__WORK TO COMPLETE__:
Tally up the lines below that include the word "text". Answer with the number alone.

__STORED ROWS__:
— Begin —

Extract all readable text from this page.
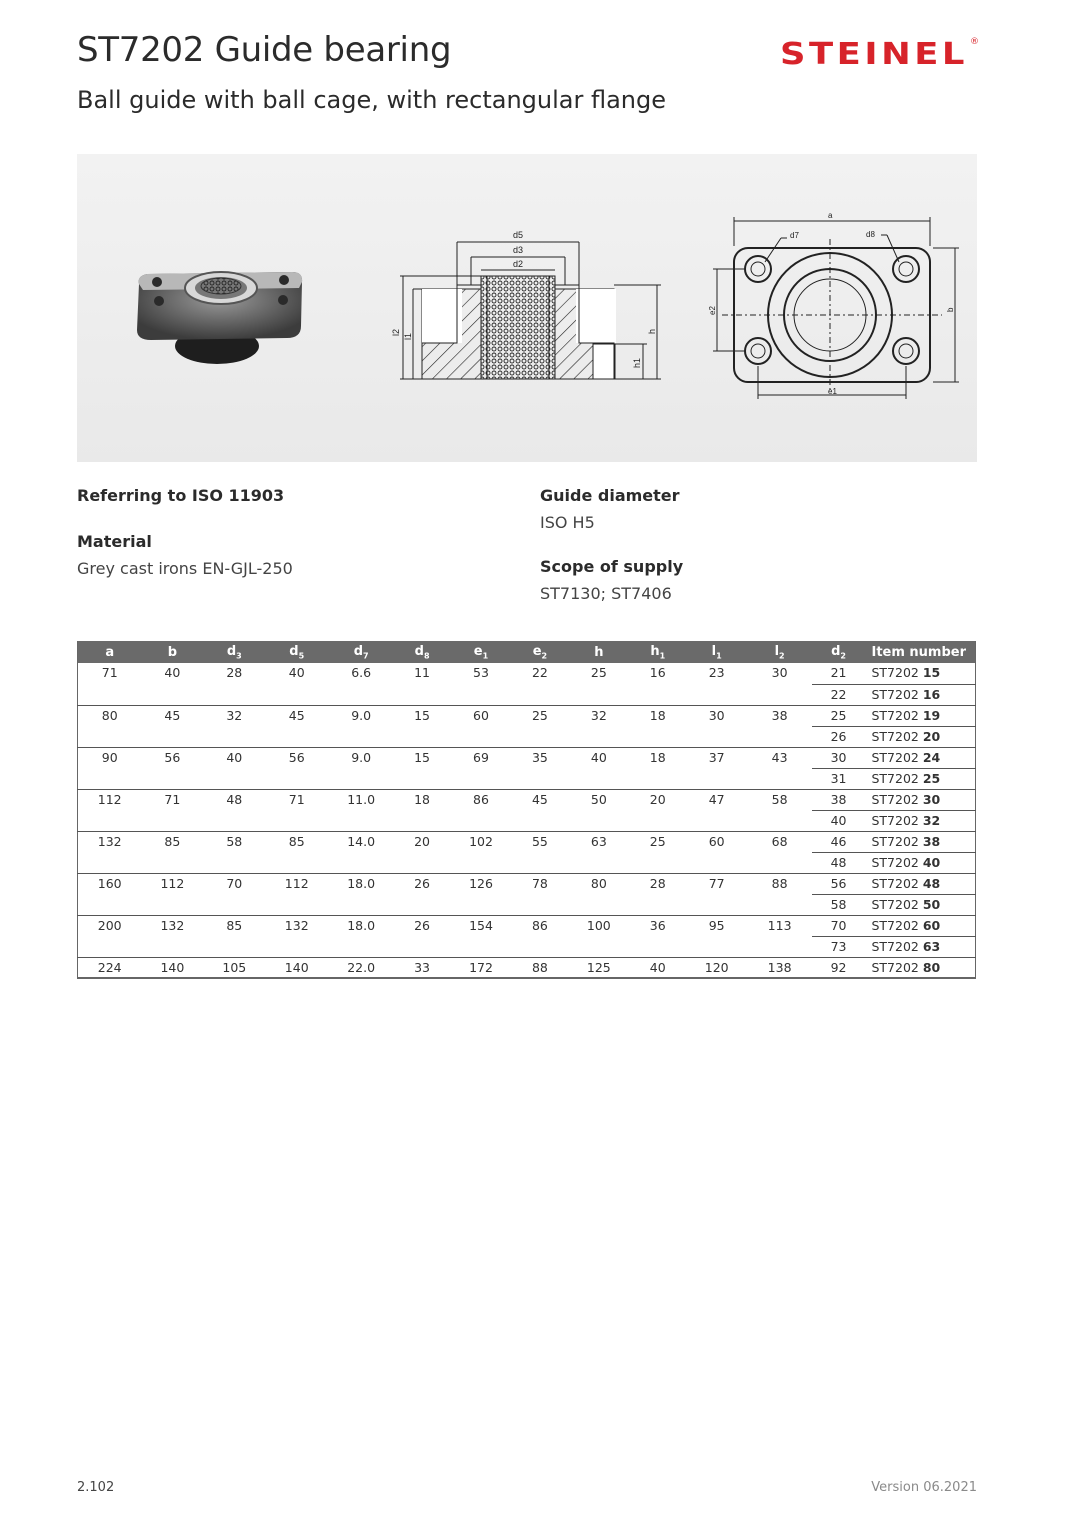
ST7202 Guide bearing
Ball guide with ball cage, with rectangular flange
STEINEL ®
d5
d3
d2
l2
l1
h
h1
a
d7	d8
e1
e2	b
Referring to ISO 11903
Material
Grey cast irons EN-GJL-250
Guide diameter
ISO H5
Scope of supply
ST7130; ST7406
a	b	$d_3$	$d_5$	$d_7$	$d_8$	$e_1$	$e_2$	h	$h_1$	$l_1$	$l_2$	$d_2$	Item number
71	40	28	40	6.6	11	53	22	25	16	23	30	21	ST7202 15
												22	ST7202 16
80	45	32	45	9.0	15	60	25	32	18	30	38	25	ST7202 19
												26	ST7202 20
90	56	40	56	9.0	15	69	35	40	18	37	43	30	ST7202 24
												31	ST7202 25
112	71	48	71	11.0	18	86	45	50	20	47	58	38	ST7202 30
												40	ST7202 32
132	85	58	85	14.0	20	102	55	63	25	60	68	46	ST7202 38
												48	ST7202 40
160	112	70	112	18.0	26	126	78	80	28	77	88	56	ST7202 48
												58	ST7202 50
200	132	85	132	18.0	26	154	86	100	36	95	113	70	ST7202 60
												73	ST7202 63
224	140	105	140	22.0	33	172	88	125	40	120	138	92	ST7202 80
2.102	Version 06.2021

— End —
— Begin —

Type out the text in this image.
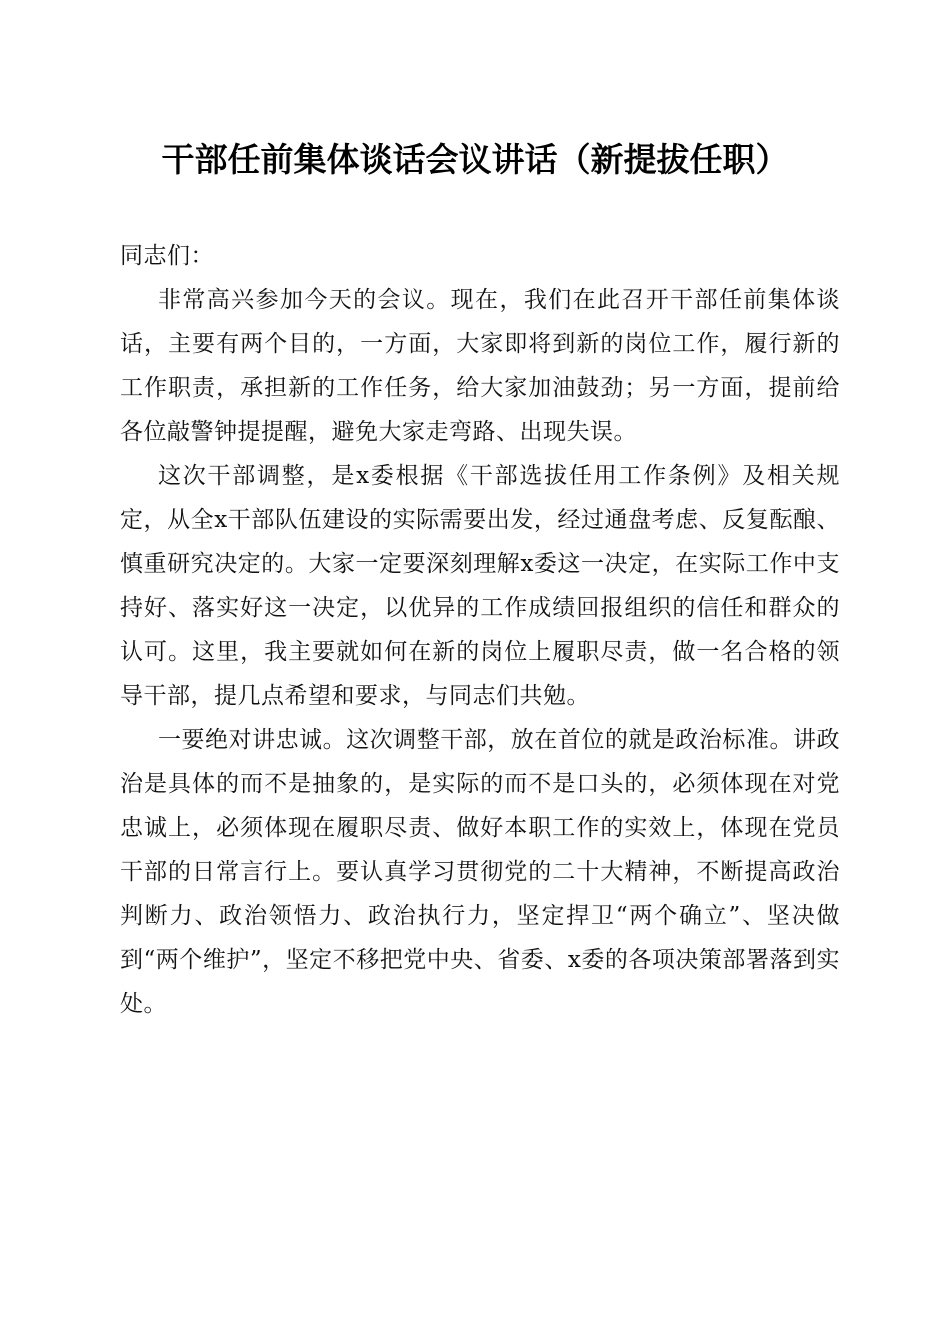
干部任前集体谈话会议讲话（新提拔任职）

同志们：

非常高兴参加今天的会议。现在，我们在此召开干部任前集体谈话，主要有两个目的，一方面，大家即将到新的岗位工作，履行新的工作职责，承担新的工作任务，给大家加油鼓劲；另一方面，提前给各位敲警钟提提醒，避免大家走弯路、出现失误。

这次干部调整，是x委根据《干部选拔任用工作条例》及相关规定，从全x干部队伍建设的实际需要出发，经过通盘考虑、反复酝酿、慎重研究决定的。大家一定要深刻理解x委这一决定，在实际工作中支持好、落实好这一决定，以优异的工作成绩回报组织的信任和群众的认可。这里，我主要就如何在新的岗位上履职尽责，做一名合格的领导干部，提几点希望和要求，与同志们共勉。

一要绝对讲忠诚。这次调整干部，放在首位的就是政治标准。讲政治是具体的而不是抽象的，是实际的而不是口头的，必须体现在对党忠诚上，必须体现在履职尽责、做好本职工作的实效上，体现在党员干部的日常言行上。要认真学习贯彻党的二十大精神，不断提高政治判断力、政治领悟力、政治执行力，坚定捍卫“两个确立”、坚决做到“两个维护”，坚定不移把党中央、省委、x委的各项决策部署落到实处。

— End —

__SOLUTION__:
2